(Raw records)
┄┄┄┄┄┄┄┄┄┄

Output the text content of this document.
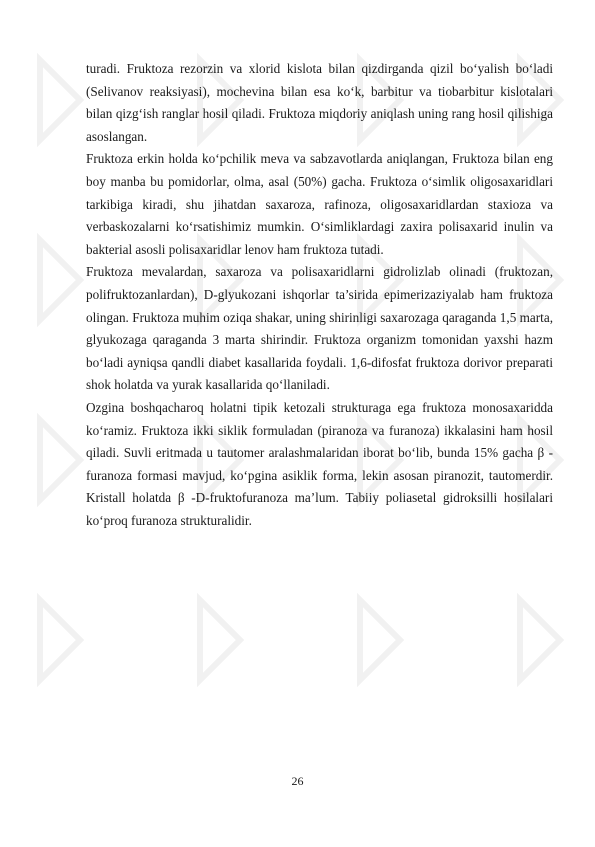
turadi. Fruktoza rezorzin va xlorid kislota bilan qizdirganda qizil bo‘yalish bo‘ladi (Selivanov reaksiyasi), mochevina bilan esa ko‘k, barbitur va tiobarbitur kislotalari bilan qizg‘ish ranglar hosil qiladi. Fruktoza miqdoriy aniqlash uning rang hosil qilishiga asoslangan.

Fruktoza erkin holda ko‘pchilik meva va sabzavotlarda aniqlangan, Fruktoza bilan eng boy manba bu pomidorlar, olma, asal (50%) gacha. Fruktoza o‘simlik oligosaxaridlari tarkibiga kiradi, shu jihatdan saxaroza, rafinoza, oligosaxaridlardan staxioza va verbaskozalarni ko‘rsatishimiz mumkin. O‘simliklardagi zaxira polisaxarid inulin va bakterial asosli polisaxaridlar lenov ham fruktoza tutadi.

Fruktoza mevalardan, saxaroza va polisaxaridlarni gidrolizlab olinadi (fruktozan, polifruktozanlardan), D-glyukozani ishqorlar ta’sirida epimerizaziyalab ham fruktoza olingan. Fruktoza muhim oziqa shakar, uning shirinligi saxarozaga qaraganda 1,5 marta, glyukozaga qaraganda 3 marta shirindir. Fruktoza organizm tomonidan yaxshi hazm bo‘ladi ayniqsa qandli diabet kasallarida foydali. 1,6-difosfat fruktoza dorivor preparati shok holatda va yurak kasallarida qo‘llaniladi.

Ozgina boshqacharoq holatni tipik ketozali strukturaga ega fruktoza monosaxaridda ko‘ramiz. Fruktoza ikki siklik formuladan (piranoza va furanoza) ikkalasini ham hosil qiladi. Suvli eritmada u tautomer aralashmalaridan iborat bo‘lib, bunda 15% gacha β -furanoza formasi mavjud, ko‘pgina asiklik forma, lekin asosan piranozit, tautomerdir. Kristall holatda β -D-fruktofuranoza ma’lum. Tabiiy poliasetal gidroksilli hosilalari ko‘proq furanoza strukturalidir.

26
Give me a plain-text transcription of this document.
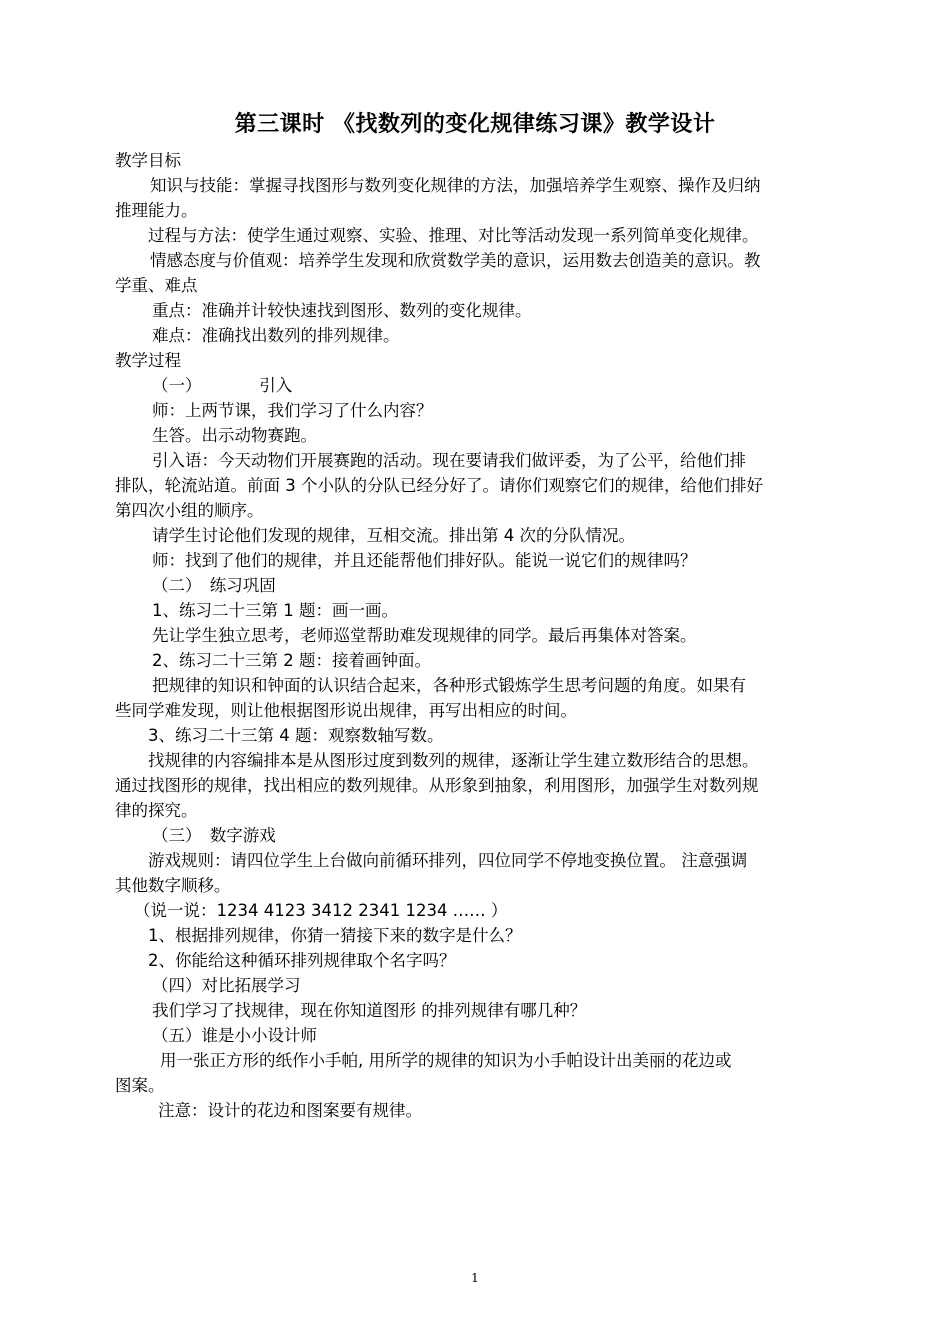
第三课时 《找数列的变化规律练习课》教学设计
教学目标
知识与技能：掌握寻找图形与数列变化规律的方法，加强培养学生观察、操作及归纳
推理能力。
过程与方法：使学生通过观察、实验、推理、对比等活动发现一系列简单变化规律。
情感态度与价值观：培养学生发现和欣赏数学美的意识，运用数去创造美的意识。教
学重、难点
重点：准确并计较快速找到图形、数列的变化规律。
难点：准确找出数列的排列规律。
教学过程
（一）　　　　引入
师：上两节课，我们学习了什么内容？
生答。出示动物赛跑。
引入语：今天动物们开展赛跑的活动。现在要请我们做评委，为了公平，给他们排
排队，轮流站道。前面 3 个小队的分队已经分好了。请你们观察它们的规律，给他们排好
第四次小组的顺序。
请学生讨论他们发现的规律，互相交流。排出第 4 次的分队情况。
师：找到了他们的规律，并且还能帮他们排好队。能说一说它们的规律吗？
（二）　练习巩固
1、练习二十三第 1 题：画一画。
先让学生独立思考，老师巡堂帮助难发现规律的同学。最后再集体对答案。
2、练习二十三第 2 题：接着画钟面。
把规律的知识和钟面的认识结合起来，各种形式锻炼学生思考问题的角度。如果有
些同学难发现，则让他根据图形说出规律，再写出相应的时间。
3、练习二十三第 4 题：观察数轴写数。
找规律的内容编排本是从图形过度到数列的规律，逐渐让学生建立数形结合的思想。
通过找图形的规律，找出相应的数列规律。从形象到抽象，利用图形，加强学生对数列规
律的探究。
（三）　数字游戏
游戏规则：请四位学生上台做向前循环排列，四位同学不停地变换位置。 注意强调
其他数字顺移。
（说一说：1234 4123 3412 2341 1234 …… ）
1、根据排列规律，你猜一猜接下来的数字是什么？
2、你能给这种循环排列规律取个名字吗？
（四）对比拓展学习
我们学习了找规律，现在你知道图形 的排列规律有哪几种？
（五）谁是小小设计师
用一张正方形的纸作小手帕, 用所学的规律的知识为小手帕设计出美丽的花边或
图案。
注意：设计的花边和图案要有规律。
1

┄┄┄┄┄┄┄┄┄┄

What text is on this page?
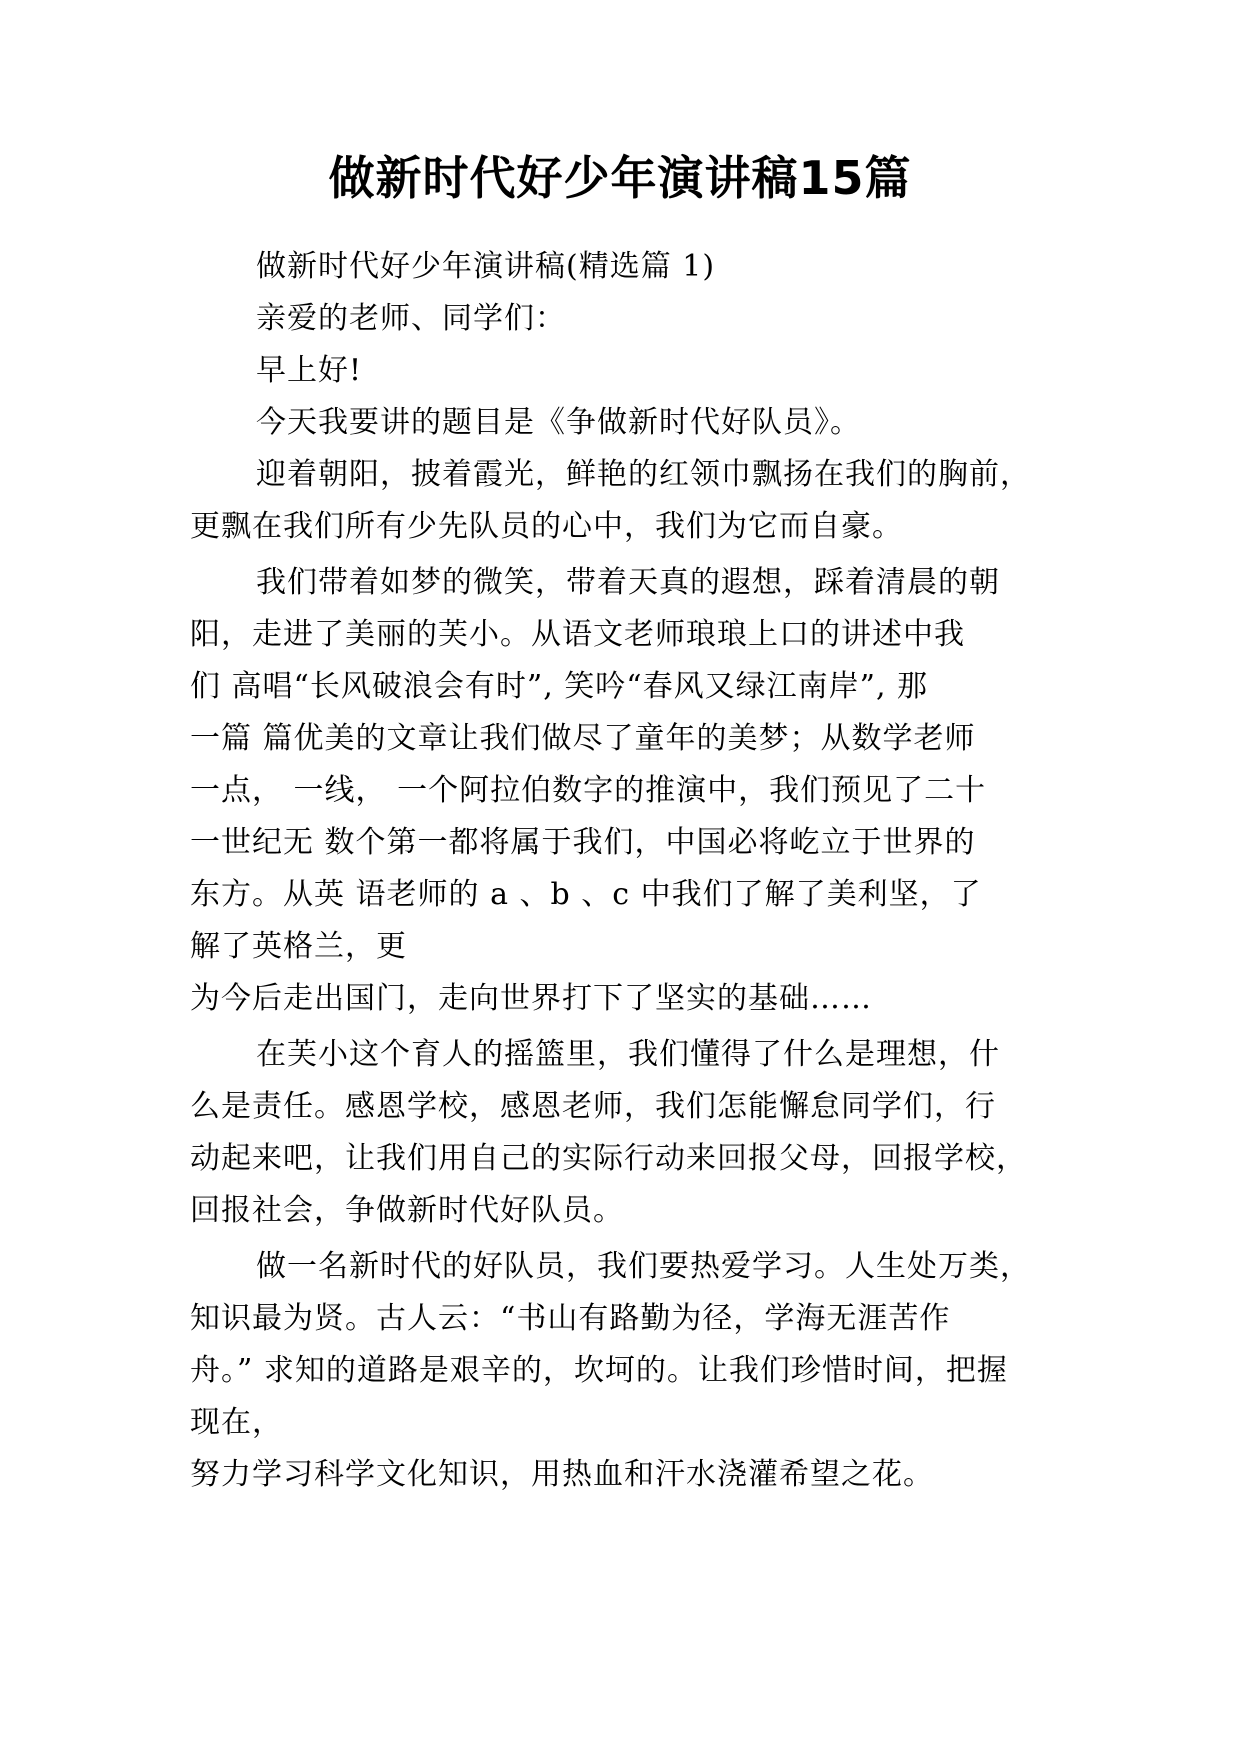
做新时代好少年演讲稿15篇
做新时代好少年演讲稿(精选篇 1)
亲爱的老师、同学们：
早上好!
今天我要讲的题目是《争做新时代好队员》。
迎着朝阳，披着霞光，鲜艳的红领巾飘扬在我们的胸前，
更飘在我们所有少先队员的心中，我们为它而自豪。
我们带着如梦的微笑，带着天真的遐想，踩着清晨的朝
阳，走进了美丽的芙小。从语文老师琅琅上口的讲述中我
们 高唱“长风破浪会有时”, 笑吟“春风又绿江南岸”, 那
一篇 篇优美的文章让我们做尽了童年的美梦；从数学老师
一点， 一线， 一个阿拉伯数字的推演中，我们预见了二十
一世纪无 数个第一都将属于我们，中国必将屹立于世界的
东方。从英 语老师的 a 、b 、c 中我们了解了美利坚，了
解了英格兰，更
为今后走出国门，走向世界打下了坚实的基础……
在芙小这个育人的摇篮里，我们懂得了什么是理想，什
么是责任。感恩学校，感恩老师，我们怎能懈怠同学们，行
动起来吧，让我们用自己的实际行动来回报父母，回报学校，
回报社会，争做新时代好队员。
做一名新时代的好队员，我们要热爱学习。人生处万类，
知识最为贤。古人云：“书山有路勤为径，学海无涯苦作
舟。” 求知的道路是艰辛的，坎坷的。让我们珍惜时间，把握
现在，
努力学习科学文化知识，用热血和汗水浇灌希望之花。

┄┄┄┄┄┄┄┄┄┄

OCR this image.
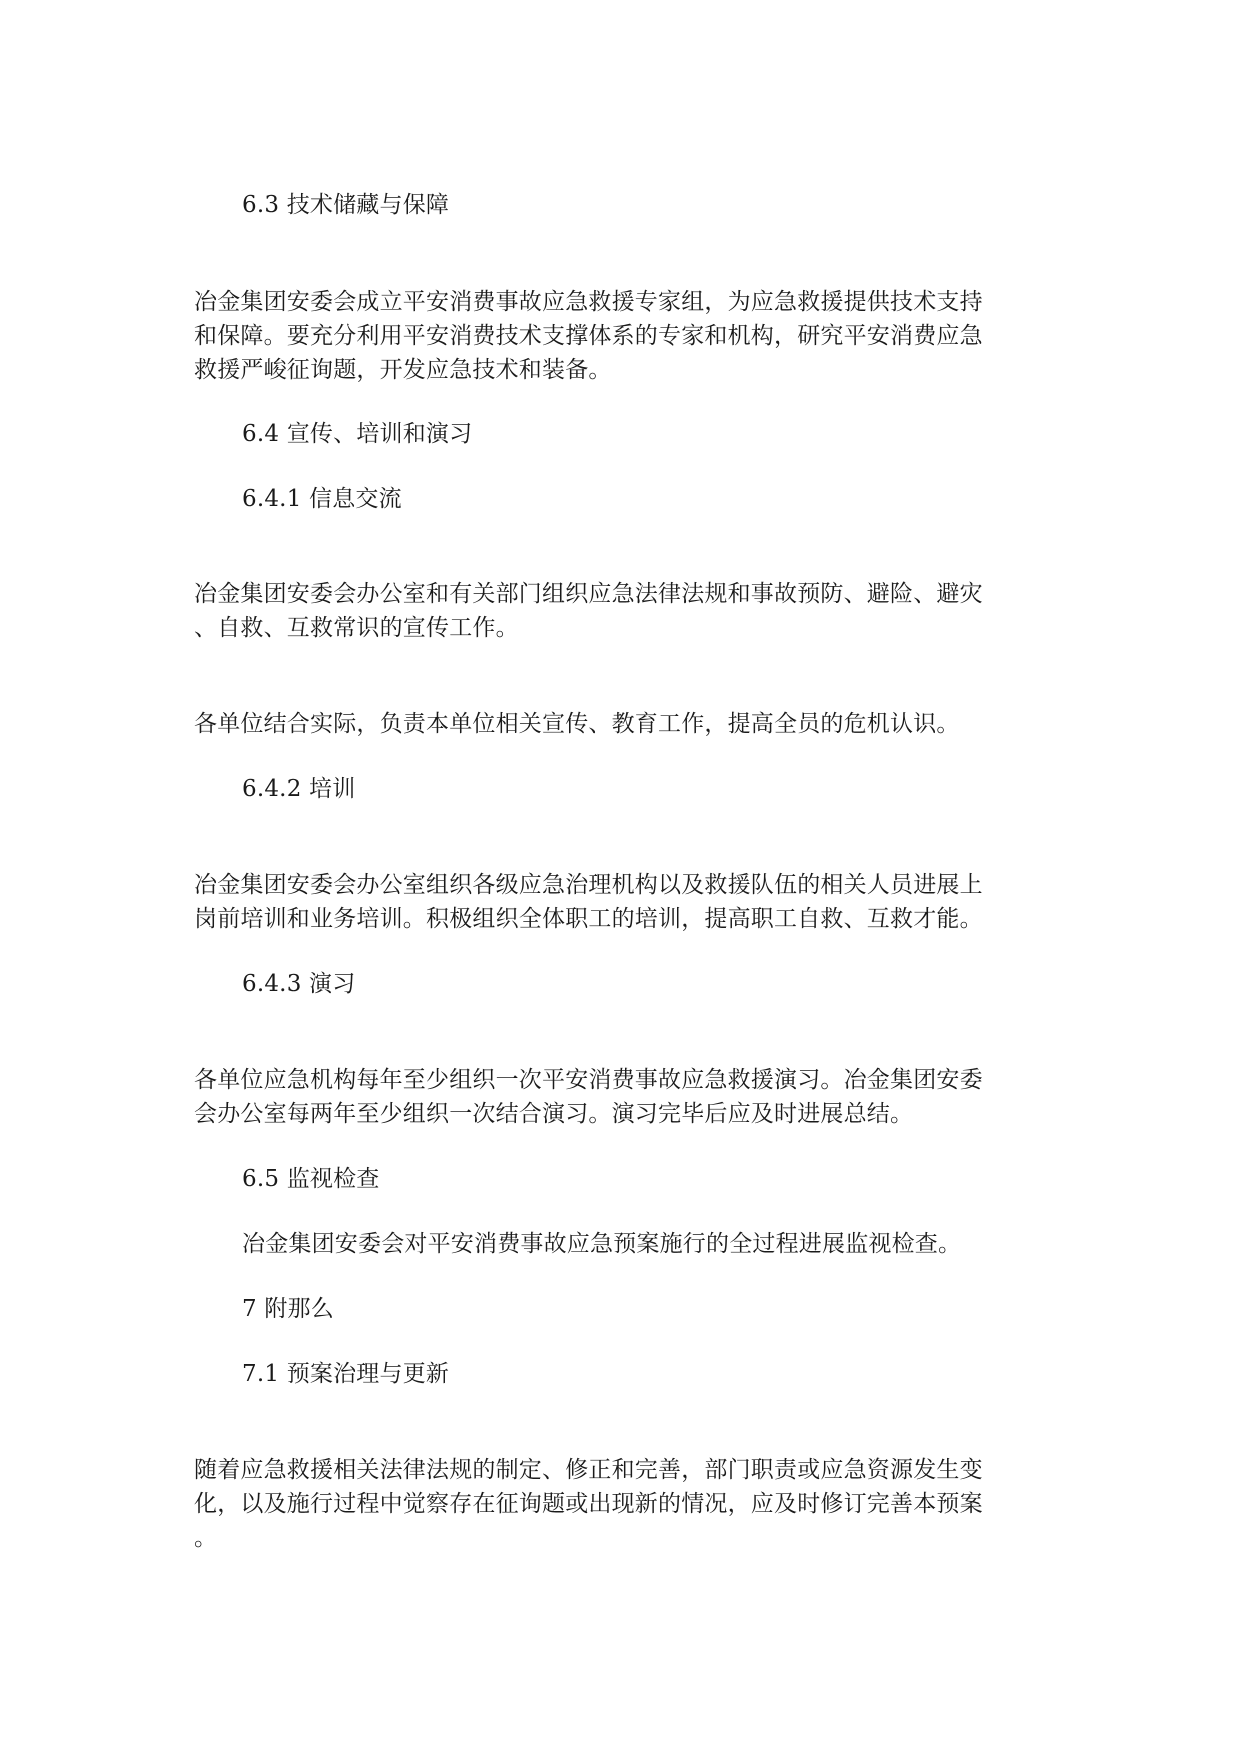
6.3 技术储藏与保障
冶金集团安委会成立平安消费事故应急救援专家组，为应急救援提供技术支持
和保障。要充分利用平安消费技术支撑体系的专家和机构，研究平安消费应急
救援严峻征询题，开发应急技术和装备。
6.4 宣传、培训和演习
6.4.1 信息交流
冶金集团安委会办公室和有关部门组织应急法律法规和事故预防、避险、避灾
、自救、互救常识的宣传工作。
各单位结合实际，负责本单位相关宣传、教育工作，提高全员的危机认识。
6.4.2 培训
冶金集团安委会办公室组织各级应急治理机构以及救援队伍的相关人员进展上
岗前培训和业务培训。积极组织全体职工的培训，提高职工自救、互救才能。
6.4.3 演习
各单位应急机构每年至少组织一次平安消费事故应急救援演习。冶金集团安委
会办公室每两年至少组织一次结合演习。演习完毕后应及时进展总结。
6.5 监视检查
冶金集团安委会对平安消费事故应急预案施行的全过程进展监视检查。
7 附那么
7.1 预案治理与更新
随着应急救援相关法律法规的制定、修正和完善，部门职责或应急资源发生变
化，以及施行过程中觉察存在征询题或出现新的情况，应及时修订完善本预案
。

┄┄┄┄┄┄┄┄┄┄

Requirements. From the entries above, select each line containing the string "saxaroza".

Output of the task.
Fruktoza erkin holda ko‘pchilik meva va sabzavotlarda aniqlangan, Fruktoza bilan eng boy manba bu pomidorlar, olma, asal (50%) gacha. Fruktoza o‘simlik oligosaxaridlari tarkibiga kiradi, shu jihatdan saxaroza, rafinoza, oligosaxaridlardan staxioza va verbaskozalarni ko‘rsatishimiz mumkin. O‘simliklardagi zaxira polisaxarid inulin va bakterial asosli polisaxaridlar lenov ham fruktoza tutadi.
Fruktoza mevalardan, saxaroza va polisaxaridlarni gidrolizlab olinadi (fruktozan, polifruktozanlardan), D-glyukozani ishqorlar ta’sirida epimerizaziyalab ham fruktoza olingan. Fruktoza muhim oziqa shakar, uning shirinligi saxarozaga qaraganda 1,5 marta, glyukozaga qaraganda 3 marta shirindir. Fruktoza organizm tomonidan yaxshi hazm bo‘ladi ayniqsa qandli diabet kasallarida foydali. 1,6-difosfat fruktoza dorivor preparati shok holatda va yurak kasallarida qo‘llaniladi.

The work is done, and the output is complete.